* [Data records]
···
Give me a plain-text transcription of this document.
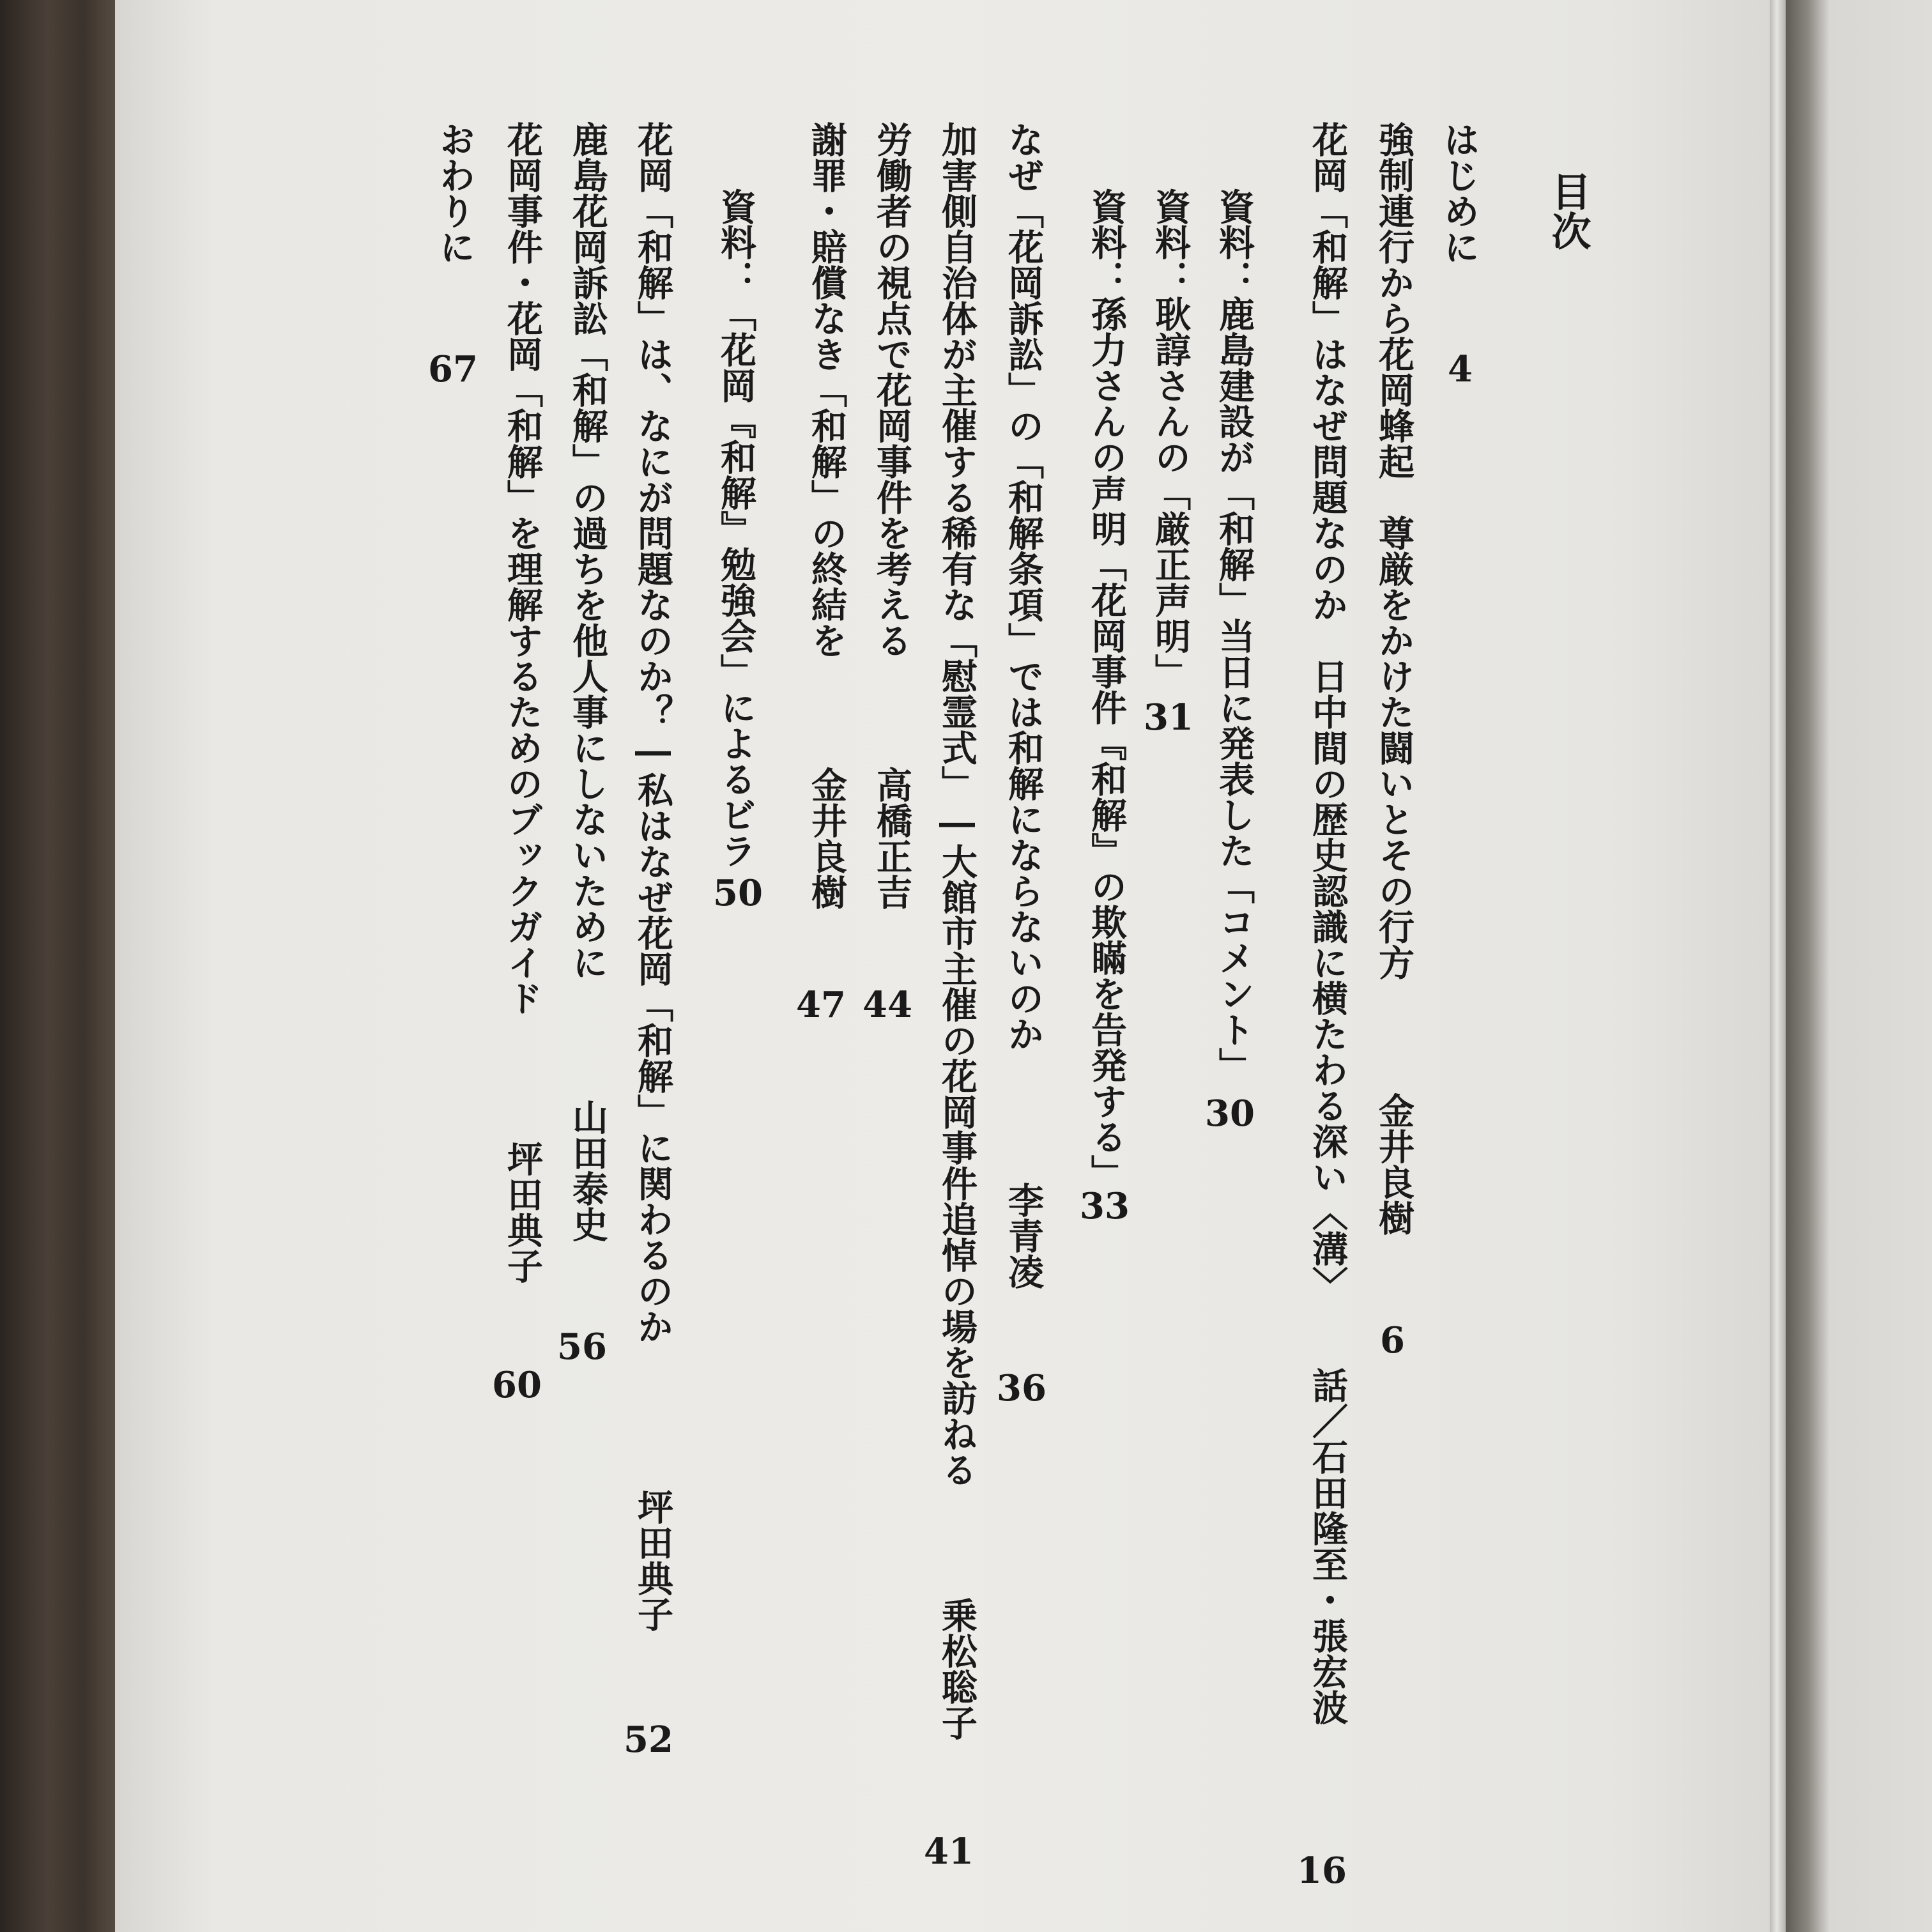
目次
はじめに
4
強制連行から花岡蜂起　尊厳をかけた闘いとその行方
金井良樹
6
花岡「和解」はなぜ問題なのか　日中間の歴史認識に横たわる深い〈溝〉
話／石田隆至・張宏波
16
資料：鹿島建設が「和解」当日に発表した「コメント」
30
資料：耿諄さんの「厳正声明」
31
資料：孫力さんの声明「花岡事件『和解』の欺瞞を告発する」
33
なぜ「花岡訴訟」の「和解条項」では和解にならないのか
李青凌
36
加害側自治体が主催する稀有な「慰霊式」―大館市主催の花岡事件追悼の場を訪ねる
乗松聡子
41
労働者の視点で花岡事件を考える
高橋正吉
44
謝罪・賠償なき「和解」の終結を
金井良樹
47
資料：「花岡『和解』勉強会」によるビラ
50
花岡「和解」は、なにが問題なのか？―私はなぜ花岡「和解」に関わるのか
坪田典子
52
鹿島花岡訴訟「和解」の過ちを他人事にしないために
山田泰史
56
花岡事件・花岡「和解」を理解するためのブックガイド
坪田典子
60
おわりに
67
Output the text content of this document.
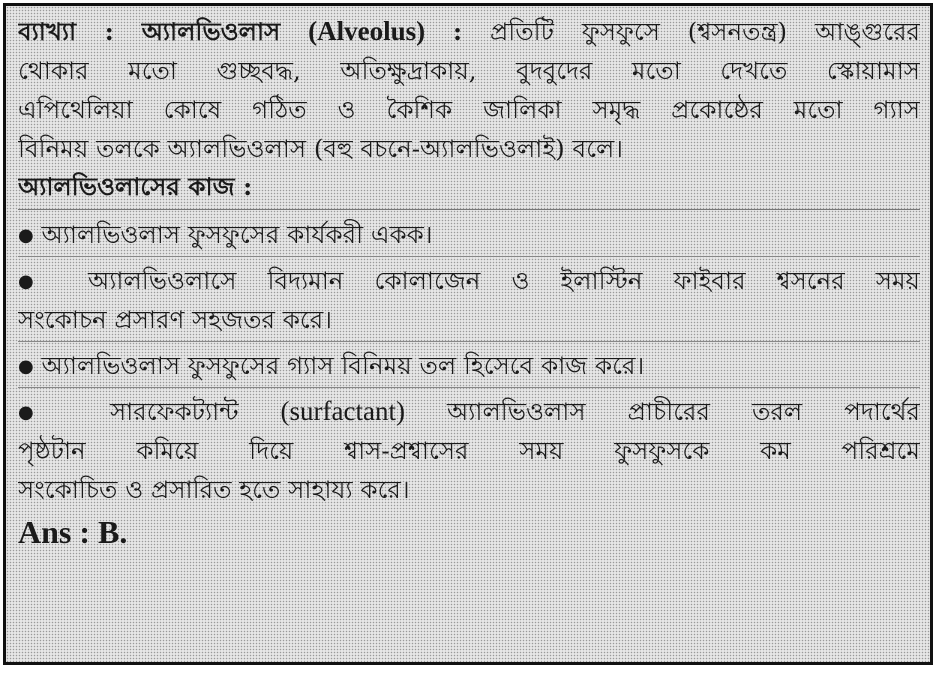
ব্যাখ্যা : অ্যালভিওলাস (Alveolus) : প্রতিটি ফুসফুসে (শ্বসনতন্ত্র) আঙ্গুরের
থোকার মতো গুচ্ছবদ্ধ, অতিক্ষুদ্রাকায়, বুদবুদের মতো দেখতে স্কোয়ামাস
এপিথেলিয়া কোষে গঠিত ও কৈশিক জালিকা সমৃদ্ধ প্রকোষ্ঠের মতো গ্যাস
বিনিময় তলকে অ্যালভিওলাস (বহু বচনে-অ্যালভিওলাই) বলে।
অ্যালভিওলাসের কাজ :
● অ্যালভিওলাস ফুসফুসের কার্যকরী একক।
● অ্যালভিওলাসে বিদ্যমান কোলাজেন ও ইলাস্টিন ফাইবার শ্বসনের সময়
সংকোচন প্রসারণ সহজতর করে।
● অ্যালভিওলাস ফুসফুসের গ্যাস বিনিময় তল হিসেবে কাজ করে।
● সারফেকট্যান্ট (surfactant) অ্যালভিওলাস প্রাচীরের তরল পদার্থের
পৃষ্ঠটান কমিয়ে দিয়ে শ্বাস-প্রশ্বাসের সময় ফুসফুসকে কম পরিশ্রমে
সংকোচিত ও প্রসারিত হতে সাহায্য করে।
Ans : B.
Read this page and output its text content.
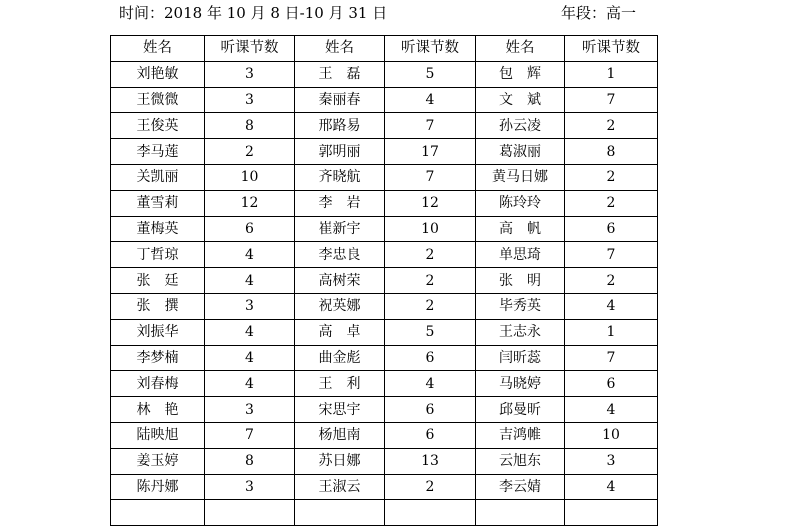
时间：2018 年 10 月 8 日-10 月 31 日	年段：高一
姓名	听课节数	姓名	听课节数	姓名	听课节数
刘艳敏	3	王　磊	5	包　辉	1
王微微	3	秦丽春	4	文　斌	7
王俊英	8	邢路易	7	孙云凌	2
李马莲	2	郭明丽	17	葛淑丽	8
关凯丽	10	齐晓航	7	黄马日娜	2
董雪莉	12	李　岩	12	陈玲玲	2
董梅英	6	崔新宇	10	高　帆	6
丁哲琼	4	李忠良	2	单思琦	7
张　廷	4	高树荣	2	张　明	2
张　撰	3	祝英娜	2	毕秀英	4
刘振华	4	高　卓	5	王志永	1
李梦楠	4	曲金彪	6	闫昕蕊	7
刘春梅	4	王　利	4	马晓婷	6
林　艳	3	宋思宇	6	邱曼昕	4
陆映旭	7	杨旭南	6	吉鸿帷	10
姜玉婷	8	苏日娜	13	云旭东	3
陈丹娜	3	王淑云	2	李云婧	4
···
* [JOB] Copy every entry exactly as written. Pictures are excluded.

* [COMPLETE RESPONSE]
Give me a plain-text transcription of this document.
目次
はじめに
4
強制連行から花岡蜂起　尊厳をかけた闘いとその行方
金井良樹
6
花岡「和解」はなぜ問題なのか　日中間の歴史認識に横たわる深い〈溝〉
話／石田隆至・張宏波
16
資料：鹿島建設が「和解」当日に発表した「コメント」
30
資料：耿諄さんの「厳正声明」
31
資料：孫力さんの声明「花岡事件『和解』の欺瞞を告発する」
33
なぜ「花岡訴訟」の「和解条項」では和解にならないのか
李青凌
36
加害側自治体が主催する稀有な「慰霊式」―大館市主催の花岡事件追悼の場を訪ねる
乗松聡子
41
労働者の視点で花岡事件を考える
高橋正吉
44
謝罪・賠償なき「和解」の終結を
金井良樹
47
資料：「花岡『和解』勉強会」によるビラ
50
花岡「和解」は、なにが問題なのか？―私はなぜ花岡「和解」に関わるのか
坪田典子
52
鹿島花岡訴訟「和解」の過ちを他人事にしないために
山田泰史
56
花岡事件・花岡「和解」を理解するためのブックガイド
坪田典子
60
おわりに
67
Output the text content of this document.
ব্যাখ্যা : অ্যালভিওলাস (Alveolus) : প্রতিটি ফুসফুসে (শ্বসনতন্ত্র) আঙ্গুরের
থোকার মতো গুচ্ছবদ্ধ, অতিক্ষুদ্রাকায়, বুদবুদের মতো দেখতে স্কোয়ামাস
এপিথেলিয়া কোষে গঠিত ও কৈশিক জালিকা সমৃদ্ধ প্রকোষ্ঠের মতো গ্যাস
বিনিময় তলকে অ্যালভিওলাস (বহু বচনে-অ্যালভিওলাই) বলে।
অ্যালভিওলাসের কাজ :
● অ্যালভিওলাস ফুসফুসের কার্যকরী একক।
● অ্যালভিওলাসে বিদ্যমান কোলাজেন ও ইলাস্টিন ফাইবার শ্বসনের সময়
সংকোচন প্রসারণ সহজতর করে।
● অ্যালভিওলাস ফুসফুসের গ্যাস বিনিময় তল হিসেবে কাজ করে।
● সারফেকট্যান্ট (surfactant) অ্যালভিওলাস প্রাচীরের তরল পদার্থের
পৃষ্ঠটান কমিয়ে দিয়ে শ্বাস-প্রশ্বাসের সময় ফুসফুসকে কম পরিশ্রমে
সংকোচিত ও প্রসারিত হতে সাহায্য করে।
Ans : B.
Read this page and output its text content.
时间：2018 年 10 月 8 日-10 月 31 日	年段：高一
姓名	听课节数	姓名	听课节数	姓名	听课节数
刘艳敏	3	王　磊	5	包　辉	1
王微微	3	秦丽春	4	文　斌	7
王俊英	8	邢路易	7	孙云凌	2
李马莲	2	郭明丽	17	葛淑丽	8
关凯丽	10	齐晓航	7	黄马日娜	2
董雪莉	12	李　岩	12	陈玲玲	2
董梅英	6	崔新宇	10	高　帆	6
丁哲琼	4	李忠良	2	单思琦	7
张　廷	4	高树荣	2	张　明	2
张　撰	3	祝英娜	2	毕秀英	4
刘振华	4	高　卓	5	王志永	1
李梦楠	4	曲金彪	6	闫昕蕊	7
刘春梅	4	王　利	4	马晓婷	6
林　艳	3	宋思宇	6	邱曼昕	4
陆映旭	7	杨旭南	6	吉鸿帷	10
姜玉婷	8	苏日娜	13	云旭东	3
陈丹娜	3	王淑云	2	李云婧	4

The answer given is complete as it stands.